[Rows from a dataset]
★ ★ ★ ★

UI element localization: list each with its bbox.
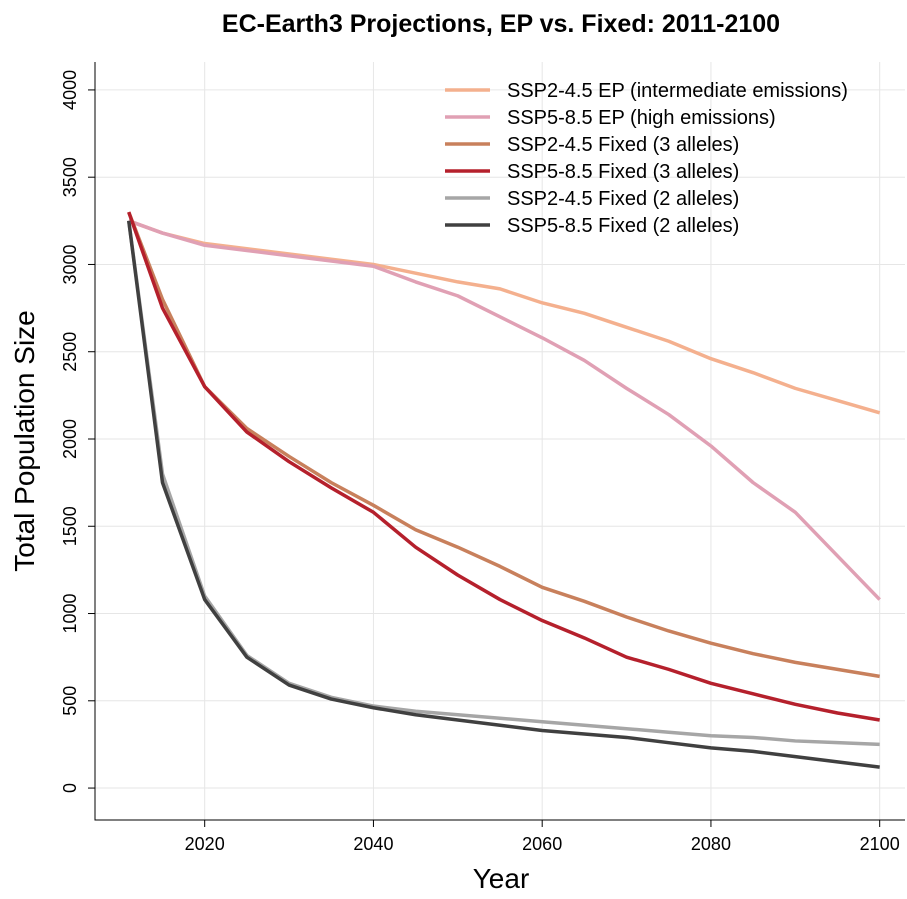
x-tick-label: 2060 [522,834,562,854]
y-tick-label: 2500 [60,332,80,372]
x-tick-label: 2080 [691,834,731,854]
legend-label: SSP2-4.5 Fixed (2 alleles) [507,188,739,210]
y-tick-label: 4000 [60,70,80,110]
y-tick-label: 0 [60,783,80,793]
series-line [128,219,881,601]
series-line [127,211,880,679]
y-tick-label: 2000 [60,419,80,459]
x-tick-label: 2100 [860,834,900,854]
y-tick-label: 3500 [60,157,80,197]
legend-label: SSP2-4.5 Fixed (3 alleles) [507,134,739,156]
y-axis-label: Total Population Size [9,310,40,572]
legend-label: SSP5-8.5 Fixed (3 alleles) [507,161,739,183]
x-tick-label: 2040 [353,834,393,854]
x-axis-label: Year [473,863,530,894]
series-line [127,220,880,747]
series-line [127,211,880,722]
y-tick-label: 1000 [60,594,80,634]
chart-title: EC-Earth3 Projections, EP vs. Fixed: 201… [222,10,780,38]
legend-label: SSP5-8.5 Fixed (2 alleles) [507,215,739,237]
legend-label: SSP2-4.5 EP (intermediate emissions) [507,80,848,102]
x-tick-label: 2020 [185,834,225,854]
y-tick-label: 1500 [60,506,80,546]
y-tick-label: 500 [60,686,80,716]
y-tick-label: 3000 [60,244,80,284]
axis-frame [94,62,905,821]
series-line [127,220,880,769]
legend-label: SSP5-8.5 EP (high emissions) [507,107,776,129]
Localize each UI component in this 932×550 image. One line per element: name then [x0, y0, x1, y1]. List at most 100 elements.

★ ★ ★ ★

**PROBLEM:** Reproduce the data above with every occurrence of "series-line" replaced by "plot-line", leaving everything else unchanged. Omit the pictures from your response.

**RESULT:**
UI element localization: list each with its bbox.
x-tick-label: 2060 [522,834,562,854]
y-tick-label: 2500 [60,332,80,372]
x-tick-label: 2080 [691,834,731,854]
legend-label: SSP2-4.5 Fixed (2 alleles) [507,188,739,210]
y-tick-label: 4000 [60,70,80,110]
y-tick-label: 0 [60,783,80,793]
plot-line [128,219,881,601]
plot-line [127,211,880,679]
y-tick-label: 2000 [60,419,80,459]
x-tick-label: 2100 [860,834,900,854]
y-tick-label: 3500 [60,157,80,197]
legend-label: SSP2-4.5 Fixed (3 alleles) [507,134,739,156]
y-axis-label: Total Population Size [9,310,40,572]
legend-label: SSP5-8.5 Fixed (3 alleles) [507,161,739,183]
x-tick-label: 2040 [353,834,393,854]
x-axis-label: Year [473,863,530,894]
plot-line [127,220,880,747]
plot-line [127,211,880,722]
y-tick-label: 1000 [60,594,80,634]
chart-title: EC-Earth3 Projections, EP vs. Fixed: 201… [222,10,780,38]
legend-label: SSP5-8.5 Fixed (2 alleles) [507,215,739,237]
legend-label: SSP2-4.5 EP (intermediate emissions) [507,80,848,102]
x-tick-label: 2020 [185,834,225,854]
y-tick-label: 1500 [60,506,80,546]
y-tick-label: 500 [60,686,80,716]
y-tick-label: 3000 [60,244,80,284]
axis-frame [94,62,905,821]
plot-line [127,220,880,769]
legend-label: SSP5-8.5 EP (high emissions) [507,107,776,129]
Localize each UI component in this 932×550 image. One line per element: name then [x0, y0, x1, y1]. List at most 100 elements.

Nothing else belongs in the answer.